[Extracted data entries]
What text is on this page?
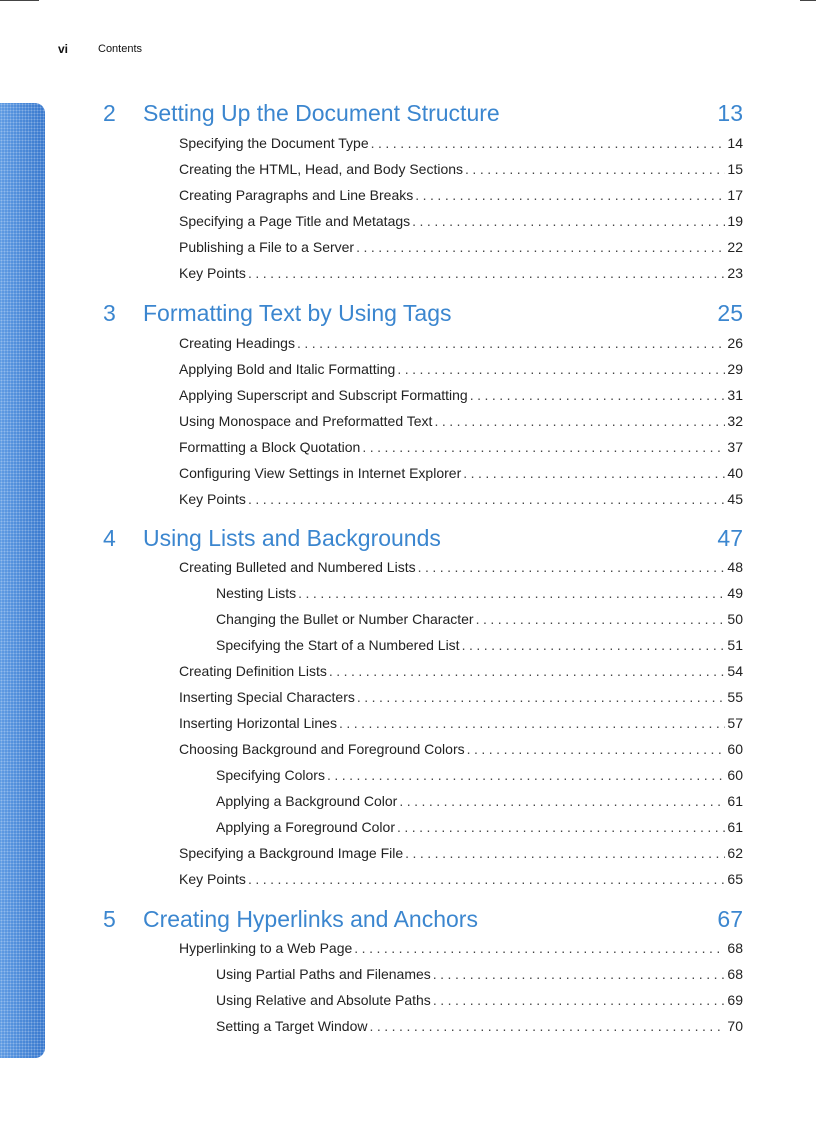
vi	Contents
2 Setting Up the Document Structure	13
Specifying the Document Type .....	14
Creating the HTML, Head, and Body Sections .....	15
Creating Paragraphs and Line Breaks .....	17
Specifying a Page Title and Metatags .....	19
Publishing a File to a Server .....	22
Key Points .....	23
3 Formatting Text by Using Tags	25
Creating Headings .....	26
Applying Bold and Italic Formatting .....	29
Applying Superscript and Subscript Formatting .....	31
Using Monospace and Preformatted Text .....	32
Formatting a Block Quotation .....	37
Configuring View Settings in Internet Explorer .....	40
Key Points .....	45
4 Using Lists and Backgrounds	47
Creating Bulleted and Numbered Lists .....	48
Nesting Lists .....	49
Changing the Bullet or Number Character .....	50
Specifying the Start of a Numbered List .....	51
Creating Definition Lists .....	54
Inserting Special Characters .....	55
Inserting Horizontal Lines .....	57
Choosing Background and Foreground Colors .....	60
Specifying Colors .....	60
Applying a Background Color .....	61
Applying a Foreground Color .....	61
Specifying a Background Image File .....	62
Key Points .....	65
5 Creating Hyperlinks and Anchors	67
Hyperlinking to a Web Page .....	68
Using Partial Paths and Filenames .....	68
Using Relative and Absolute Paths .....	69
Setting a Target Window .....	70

## Aim
Write out again every line above exactly as given; the pictures do not belong in the copy.

## Final result
What text is on this page?
vi	Contents
2 Setting Up the Document Structure	13
Specifying the Document Type .....	14
Creating the HTML, Head, and Body Sections .....	15
Creating Paragraphs and Line Breaks .....	17
Specifying a Page Title and Metatags .....	19
Publishing a File to a Server .....	22
Key Points .....	23
3 Formatting Text by Using Tags	25
Creating Headings .....	26
Applying Bold and Italic Formatting .....	29
Applying Superscript and Subscript Formatting .....	31
Using Monospace and Preformatted Text .....	32
Formatting a Block Quotation .....	37
Configuring View Settings in Internet Explorer .....	40
Key Points .....	45
4 Using Lists and Backgrounds	47
Creating Bulleted and Numbered Lists .....	48
Nesting Lists .....	49
Changing the Bullet or Number Character .....	50
Specifying the Start of a Numbered List .....	51
Creating Definition Lists .....	54
Inserting Special Characters .....	55
Inserting Horizontal Lines .....	57
Choosing Background and Foreground Colors .....	60
Specifying Colors .....	60
Applying a Background Color .....	61
Applying a Foreground Color .....	61
Specifying a Background Image File .....	62
Key Points .....	65
5 Creating Hyperlinks and Anchors	67
Hyperlinking to a Web Page .....	68
Using Partial Paths and Filenames .....	68
Using Relative and Absolute Paths .....	69
Setting a Target Window .....	70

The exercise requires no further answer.